For the copy, please give all of the data again exactly and leave the pictures out.
** start of Raw records **
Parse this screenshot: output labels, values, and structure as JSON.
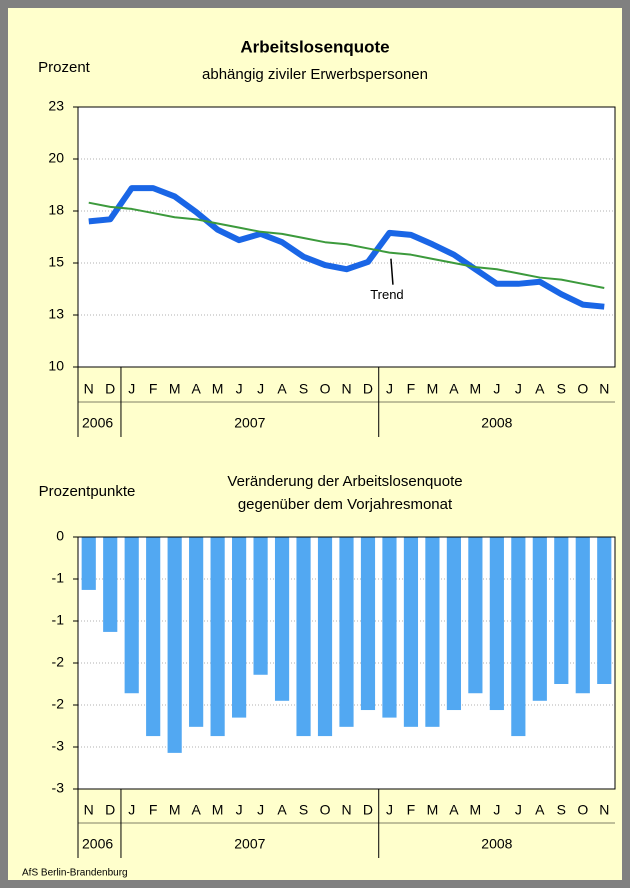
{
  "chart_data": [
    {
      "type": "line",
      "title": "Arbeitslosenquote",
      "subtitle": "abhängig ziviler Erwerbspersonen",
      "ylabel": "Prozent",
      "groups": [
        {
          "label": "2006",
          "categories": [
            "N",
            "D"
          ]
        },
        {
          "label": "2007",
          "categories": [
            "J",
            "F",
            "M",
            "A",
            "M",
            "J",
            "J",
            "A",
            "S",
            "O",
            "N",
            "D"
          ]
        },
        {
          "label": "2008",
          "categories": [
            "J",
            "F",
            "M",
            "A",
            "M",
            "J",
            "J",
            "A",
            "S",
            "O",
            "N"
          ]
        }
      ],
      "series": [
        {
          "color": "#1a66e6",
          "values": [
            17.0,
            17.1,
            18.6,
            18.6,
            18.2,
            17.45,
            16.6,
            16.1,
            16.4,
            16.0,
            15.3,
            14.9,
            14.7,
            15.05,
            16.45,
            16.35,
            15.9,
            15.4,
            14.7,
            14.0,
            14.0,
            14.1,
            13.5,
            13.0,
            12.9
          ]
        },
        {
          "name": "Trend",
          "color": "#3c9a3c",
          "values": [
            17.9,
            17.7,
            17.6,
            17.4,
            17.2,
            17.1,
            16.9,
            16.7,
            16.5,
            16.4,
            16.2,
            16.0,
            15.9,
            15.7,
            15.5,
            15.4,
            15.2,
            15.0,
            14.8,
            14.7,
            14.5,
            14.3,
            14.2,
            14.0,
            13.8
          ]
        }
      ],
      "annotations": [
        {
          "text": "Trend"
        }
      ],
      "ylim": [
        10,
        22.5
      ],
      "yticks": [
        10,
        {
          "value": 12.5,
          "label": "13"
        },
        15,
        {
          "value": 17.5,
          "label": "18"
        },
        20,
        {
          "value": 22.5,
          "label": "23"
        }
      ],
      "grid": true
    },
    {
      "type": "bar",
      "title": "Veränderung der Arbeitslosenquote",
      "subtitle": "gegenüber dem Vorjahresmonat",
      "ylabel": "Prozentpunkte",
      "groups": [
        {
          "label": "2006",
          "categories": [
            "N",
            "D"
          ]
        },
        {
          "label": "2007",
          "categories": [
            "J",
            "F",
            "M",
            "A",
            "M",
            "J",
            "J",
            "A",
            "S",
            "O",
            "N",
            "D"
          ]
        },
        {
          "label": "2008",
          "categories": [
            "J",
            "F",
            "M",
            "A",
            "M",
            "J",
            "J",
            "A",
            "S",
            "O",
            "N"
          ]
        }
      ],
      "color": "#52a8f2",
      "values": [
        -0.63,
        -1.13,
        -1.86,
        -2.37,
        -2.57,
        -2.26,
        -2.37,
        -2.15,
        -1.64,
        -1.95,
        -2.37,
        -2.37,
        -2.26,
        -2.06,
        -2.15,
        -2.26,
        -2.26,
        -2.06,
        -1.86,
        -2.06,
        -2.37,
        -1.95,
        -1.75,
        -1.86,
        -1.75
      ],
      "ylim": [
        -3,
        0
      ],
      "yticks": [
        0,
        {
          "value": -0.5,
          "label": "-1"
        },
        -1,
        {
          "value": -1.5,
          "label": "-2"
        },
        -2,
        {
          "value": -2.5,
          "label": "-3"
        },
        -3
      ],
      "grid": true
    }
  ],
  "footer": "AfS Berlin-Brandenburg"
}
** end of Raw records **
_Correct answer_
Parse this screenshot: output labels, values, and structure as JSON.
{
  "chart_data": [
    {
      "type": "line",
      "title": "Arbeitslosenquote",
      "subtitle": "abhängig ziviler Erwerbspersonen",
      "ylabel": "Prozent",
      "groups": [
        {
          "label": "2006",
          "categories": [
            "N",
            "D"
          ]
        },
        {
          "label": "2007",
          "categories": [
            "J",
            "F",
            "M",
            "A",
            "M",
            "J",
            "J",
            "A",
            "S",
            "O",
            "N",
            "D"
          ]
        },
        {
          "label": "2008",
          "categories": [
            "J",
            "F",
            "M",
            "A",
            "M",
            "J",
            "J",
            "A",
            "S",
            "O",
            "N"
          ]
        }
      ],
      "series": [
        {
          "color": "#1a66e6",
          "values": [
            17.0,
            17.1,
            18.6,
            18.6,
            18.2,
            17.45,
            16.6,
            16.1,
            16.4,
            16.0,
            15.3,
            14.9,
            14.7,
            15.05,
            16.45,
            16.35,
            15.9,
            15.4,
            14.7,
            14.0,
            14.0,
            14.1,
            13.5,
            13.0,
            12.9
          ]
        },
        {
          "name": "Trend",
          "color": "#3c9a3c",
          "values": [
            17.9,
            17.7,
            17.6,
            17.4,
            17.2,
            17.1,
            16.9,
            16.7,
            16.5,
            16.4,
            16.2,
            16.0,
            15.9,
            15.7,
            15.5,
            15.4,
            15.2,
            15.0,
            14.8,
            14.7,
            14.5,
            14.3,
            14.2,
            14.0,
            13.8
          ]
        }
      ],
      "annotations": [
        {
          "text": "Trend"
        }
      ],
      "ylim": [
        10,
        22.5
      ],
      "yticks": [
        10,
        {
          "value": 12.5,
          "label": "13"
        },
        15,
        {
          "value": 17.5,
          "label": "18"
        },
        20,
        {
          "value": 22.5,
          "label": "23"
        }
      ],
      "grid": true
    },
    {
      "type": "bar",
      "title": "Veränderung der Arbeitslosenquote",
      "subtitle": "gegenüber dem Vorjahresmonat",
      "ylabel": "Prozentpunkte",
      "groups": [
        {
          "label": "2006",
          "categories": [
            "N",
            "D"
          ]
        },
        {
          "label": "2007",
          "categories": [
            "J",
            "F",
            "M",
            "A",
            "M",
            "J",
            "J",
            "A",
            "S",
            "O",
            "N",
            "D"
          ]
        },
        {
          "label": "2008",
          "categories": [
            "J",
            "F",
            "M",
            "A",
            "M",
            "J",
            "J",
            "A",
            "S",
            "O",
            "N"
          ]
        }
      ],
      "color": "#52a8f2",
      "values": [
        -0.63,
        -1.13,
        -1.86,
        -2.37,
        -2.57,
        -2.26,
        -2.37,
        -2.15,
        -1.64,
        -1.95,
        -2.37,
        -2.37,
        -2.26,
        -2.06,
        -2.15,
        -2.26,
        -2.26,
        -2.06,
        -1.86,
        -2.06,
        -2.37,
        -1.95,
        -1.75,
        -1.86,
        -1.75
      ],
      "ylim": [
        -3,
        0
      ],
      "yticks": [
        0,
        {
          "value": -0.5,
          "label": "-1"
        },
        -1,
        {
          "value": -1.5,
          "label": "-2"
        },
        -2,
        {
          "value": -2.5,
          "label": "-3"
        },
        -3
      ],
      "grid": true
    }
  ],
  "footer": "AfS Berlin-Brandenburg"
}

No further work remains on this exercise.